# Exercise directions:
Set down all of the data exactly as it appears.

--

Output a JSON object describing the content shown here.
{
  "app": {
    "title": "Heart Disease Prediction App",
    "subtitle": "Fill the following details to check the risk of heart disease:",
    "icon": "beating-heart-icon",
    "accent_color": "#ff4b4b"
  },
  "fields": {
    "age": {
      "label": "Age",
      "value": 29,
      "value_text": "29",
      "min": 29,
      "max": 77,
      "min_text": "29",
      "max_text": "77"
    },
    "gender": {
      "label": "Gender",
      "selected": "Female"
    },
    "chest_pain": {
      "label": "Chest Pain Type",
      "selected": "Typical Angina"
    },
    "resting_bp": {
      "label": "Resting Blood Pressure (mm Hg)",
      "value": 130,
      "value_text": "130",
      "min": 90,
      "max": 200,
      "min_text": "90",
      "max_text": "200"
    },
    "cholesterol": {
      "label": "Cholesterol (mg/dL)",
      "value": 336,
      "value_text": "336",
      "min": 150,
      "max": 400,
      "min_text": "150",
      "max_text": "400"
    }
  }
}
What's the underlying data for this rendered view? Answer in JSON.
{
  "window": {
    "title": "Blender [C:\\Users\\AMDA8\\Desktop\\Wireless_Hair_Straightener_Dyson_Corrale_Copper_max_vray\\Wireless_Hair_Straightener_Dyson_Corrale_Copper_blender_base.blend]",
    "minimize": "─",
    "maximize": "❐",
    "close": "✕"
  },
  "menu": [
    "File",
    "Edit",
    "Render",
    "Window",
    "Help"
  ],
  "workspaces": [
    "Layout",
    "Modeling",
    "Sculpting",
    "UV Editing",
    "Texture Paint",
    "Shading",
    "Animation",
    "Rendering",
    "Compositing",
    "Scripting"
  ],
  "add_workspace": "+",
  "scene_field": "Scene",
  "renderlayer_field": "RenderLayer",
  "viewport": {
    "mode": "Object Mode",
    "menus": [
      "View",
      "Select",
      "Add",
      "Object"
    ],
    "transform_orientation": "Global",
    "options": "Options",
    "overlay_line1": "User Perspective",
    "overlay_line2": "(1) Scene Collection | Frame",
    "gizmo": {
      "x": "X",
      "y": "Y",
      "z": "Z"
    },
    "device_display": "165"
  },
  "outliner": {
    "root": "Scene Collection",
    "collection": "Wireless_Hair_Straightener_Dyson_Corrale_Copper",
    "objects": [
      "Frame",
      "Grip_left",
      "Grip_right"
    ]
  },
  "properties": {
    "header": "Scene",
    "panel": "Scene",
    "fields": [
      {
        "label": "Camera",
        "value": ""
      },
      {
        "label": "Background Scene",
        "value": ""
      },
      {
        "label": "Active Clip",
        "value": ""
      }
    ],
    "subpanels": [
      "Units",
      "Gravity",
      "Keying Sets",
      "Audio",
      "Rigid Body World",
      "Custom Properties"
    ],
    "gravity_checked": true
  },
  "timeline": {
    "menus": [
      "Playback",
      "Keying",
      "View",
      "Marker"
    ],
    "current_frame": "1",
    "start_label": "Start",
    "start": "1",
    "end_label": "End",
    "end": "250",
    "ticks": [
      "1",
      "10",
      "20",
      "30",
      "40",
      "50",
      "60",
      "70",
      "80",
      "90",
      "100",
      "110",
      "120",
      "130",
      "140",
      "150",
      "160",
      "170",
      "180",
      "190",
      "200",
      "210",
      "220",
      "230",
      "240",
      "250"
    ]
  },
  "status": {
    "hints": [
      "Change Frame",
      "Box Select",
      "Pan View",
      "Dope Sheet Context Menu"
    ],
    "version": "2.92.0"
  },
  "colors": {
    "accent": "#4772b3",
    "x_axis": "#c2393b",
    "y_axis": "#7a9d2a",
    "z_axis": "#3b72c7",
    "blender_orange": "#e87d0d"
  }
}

--

# Solution below:
Output a JSON object describing the content shown here.
{
  "app": {
    "title": "Heart Disease Prediction App",
    "subtitle": "Fill the following details to check the risk of heart disease:",
    "icon": "beating-heart-icon",
    "accent_color": "#ff4b4b"
  },
  "fields": {
    "age": {
      "label": "Age",
      "value": 29,
      "value_text": "29",
      "min": 29,
      "max": 77,
      "min_text": "29",
      "max_text": "77"
    },
    "gender": {
      "label": "Gender",
      "selected": "Female"
    },
    "chest_pain": {
      "label": "Chest Pain Type",
      "selected": "Typical Angina"
    },
    "resting_bp": {
      "label": "Resting Blood Pressure (mm Hg)",
      "value": 130,
      "value_text": "130",
      "min": 90,
      "max": 200,
      "min_text": "90",
      "max_text": "200"
    },
    "cholesterol": {
      "label": "Cholesterol (mg/dL)",
      "value": 336,
      "value_text": "336",
      "min": 150,
      "max": 400,
      "min_text": "150",
      "max_text": "400"
    }
  }
}
What's the underlying data for this rendered view? Answer in JSON.
{
  "window": {
    "title": "Blender [C:\\Users\\AMDA8\\Desktop\\Wireless_Hair_Straightener_Dyson_Corrale_Copper_max_vray\\Wireless_Hair_Straightener_Dyson_Corrale_Copper_blender_base.blend]",
    "minimize": "─",
    "maximize": "❐",
    "close": "✕"
  },
  "menu": [
    "File",
    "Edit",
    "Render",
    "Window",
    "Help"
  ],
  "workspaces": [
    "Layout",
    "Modeling",
    "Sculpting",
    "UV Editing",
    "Texture Paint",
    "Shading",
    "Animation",
    "Rendering",
    "Compositing",
    "Scripting"
  ],
  "add_workspace": "+",
  "scene_field": "Scene",
  "renderlayer_field": "RenderLayer",
  "viewport": {
    "mode": "Object Mode",
    "menus": [
      "View",
      "Select",
      "Add",
      "Object"
    ],
    "transform_orientation": "Global",
    "options": "Options",
    "overlay_line1": "User Perspective",
    "overlay_line2": "(1) Scene Collection | Frame",
    "gizmo": {
      "x": "X",
      "y": "Y",
      "z": "Z"
    },
    "device_display": "165"
  },
  "outliner": {
    "root": "Scene Collection",
    "collection": "Wireless_Hair_Straightener_Dyson_Corrale_Copper",
    "objects": [
      "Frame",
      "Grip_left",
      "Grip_right"
    ]
  },
  "properties": {
    "header": "Scene",
    "panel": "Scene",
    "fields": [
      {
        "label": "Camera",
        "value": ""
      },
      {
        "label": "Background Scene",
        "value": ""
      },
      {
        "label": "Active Clip",
        "value": ""
      }
    ],
    "subpanels": [
      "Units",
      "Gravity",
      "Keying Sets",
      "Audio",
      "Rigid Body World",
      "Custom Properties"
    ],
    "gravity_checked": true
  },
  "timeline": {
    "menus": [
      "Playback",
      "Keying",
      "View",
      "Marker"
    ],
    "current_frame": "1",
    "start_label": "Start",
    "start": "1",
    "end_label": "End",
    "end": "250",
    "ticks": [
      "1",
      "10",
      "20",
      "30",
      "40",
      "50",
      "60",
      "70",
      "80",
      "90",
      "100",
      "110",
      "120",
      "130",
      "140",
      "150",
      "160",
      "170",
      "180",
      "190",
      "200",
      "210",
      "220",
      "230",
      "240",
      "250"
    ]
  },
  "status": {
    "hints": [
      "Change Frame",
      "Box Select",
      "Pan View",
      "Dope Sheet Context Menu"
    ],
    "version": "2.92.0"
  },
  "colors": {
    "accent": "#4772b3",
    "x_axis": "#c2393b",
    "y_axis": "#7a9d2a",
    "z_axis": "#3b72c7",
    "blender_orange": "#e87d0d"
  }
}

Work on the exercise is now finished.